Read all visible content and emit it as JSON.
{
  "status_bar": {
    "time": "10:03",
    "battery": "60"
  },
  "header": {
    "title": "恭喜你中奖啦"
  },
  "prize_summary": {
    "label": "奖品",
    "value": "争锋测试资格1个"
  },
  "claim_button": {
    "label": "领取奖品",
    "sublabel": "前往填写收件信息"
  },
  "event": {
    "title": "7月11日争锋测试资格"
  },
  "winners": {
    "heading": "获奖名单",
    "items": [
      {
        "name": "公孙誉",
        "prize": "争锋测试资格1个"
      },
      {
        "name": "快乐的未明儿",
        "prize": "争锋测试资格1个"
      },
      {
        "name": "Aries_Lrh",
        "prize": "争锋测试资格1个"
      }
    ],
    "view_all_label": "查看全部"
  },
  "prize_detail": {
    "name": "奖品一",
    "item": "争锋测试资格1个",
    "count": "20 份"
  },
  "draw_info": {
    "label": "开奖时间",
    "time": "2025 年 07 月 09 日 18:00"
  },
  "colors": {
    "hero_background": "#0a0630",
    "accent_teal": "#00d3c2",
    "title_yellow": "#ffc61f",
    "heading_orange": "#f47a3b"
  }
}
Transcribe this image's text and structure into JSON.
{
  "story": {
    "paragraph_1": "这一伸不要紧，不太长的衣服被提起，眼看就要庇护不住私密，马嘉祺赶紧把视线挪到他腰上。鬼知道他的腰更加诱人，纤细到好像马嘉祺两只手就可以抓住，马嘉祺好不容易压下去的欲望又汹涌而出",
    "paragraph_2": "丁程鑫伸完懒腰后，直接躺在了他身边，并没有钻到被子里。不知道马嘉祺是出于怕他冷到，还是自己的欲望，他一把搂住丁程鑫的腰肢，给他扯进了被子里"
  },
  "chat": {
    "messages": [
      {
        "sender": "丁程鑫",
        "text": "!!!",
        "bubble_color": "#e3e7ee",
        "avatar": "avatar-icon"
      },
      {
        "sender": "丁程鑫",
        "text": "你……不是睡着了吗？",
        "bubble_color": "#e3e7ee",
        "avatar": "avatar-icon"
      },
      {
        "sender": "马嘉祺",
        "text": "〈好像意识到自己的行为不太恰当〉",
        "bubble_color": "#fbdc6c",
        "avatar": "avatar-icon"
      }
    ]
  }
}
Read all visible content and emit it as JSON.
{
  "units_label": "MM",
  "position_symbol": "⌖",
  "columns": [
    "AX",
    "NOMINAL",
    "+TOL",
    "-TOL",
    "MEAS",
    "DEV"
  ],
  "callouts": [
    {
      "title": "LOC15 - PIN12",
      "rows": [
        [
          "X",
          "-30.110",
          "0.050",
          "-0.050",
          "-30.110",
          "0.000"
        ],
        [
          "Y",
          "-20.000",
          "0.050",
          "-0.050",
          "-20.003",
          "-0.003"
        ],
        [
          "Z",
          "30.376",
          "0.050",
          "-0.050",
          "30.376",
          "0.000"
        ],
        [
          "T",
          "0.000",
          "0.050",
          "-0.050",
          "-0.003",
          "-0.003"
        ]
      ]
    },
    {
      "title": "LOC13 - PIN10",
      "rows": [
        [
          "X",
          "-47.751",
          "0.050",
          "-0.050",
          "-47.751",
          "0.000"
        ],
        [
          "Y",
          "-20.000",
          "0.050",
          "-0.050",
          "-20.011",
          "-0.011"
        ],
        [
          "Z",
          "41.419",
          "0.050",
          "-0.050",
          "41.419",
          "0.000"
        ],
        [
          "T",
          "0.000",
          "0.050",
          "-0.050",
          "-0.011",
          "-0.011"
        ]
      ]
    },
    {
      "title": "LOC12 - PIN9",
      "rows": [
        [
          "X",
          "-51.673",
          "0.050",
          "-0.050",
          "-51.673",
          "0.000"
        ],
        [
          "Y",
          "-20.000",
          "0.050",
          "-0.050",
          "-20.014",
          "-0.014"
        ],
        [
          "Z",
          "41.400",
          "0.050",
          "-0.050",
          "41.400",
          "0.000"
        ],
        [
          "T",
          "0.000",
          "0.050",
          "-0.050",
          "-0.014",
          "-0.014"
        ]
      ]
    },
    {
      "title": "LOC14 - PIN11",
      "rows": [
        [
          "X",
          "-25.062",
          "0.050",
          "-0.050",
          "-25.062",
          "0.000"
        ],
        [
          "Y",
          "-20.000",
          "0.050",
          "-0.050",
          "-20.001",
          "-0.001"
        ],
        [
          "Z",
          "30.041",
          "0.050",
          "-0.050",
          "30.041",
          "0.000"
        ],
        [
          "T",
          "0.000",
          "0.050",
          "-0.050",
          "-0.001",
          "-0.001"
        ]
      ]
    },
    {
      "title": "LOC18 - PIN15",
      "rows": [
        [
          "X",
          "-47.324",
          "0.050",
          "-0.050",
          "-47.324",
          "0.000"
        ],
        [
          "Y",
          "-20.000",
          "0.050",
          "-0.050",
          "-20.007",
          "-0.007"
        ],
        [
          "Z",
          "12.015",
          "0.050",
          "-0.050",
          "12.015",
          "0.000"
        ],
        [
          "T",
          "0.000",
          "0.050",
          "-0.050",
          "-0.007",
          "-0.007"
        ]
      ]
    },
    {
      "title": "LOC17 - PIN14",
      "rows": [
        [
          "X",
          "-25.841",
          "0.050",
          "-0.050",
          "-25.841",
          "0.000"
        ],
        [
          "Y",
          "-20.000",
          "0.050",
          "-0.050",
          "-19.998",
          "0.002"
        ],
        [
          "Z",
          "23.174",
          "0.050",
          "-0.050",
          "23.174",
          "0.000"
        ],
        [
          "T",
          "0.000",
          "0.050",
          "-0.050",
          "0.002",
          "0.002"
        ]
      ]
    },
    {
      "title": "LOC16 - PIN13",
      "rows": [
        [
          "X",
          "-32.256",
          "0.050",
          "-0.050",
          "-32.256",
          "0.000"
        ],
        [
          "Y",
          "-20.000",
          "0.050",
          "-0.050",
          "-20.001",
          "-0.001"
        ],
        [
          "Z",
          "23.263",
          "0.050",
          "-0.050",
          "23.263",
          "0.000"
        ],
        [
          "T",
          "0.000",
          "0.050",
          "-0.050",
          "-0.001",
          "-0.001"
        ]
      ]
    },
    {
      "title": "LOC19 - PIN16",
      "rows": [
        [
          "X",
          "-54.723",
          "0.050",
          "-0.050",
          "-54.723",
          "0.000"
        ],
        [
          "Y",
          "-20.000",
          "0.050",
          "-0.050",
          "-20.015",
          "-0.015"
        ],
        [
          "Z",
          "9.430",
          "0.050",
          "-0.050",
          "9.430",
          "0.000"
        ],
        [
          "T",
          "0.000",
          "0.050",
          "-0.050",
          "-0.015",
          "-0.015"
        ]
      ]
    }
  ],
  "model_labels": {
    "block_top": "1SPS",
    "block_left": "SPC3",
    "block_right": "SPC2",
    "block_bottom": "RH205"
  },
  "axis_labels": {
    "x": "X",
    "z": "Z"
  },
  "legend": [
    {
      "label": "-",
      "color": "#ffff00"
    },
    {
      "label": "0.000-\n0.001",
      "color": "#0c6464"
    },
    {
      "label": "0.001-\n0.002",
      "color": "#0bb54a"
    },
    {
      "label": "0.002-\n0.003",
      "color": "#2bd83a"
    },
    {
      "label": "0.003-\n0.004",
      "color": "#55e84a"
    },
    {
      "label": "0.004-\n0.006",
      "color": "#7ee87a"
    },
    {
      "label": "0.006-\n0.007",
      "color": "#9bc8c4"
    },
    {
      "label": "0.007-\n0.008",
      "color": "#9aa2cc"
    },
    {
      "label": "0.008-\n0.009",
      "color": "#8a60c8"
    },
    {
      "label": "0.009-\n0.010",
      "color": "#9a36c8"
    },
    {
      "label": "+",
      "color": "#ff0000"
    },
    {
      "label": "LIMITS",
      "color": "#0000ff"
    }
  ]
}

What you should do - Track down every line holding the string "name" and copy it.

Written answer -
        "name": "公孙誉",
        "name": "快乐的未明儿",
        "name": "Aries_Lrh",
    "name": "奖品一",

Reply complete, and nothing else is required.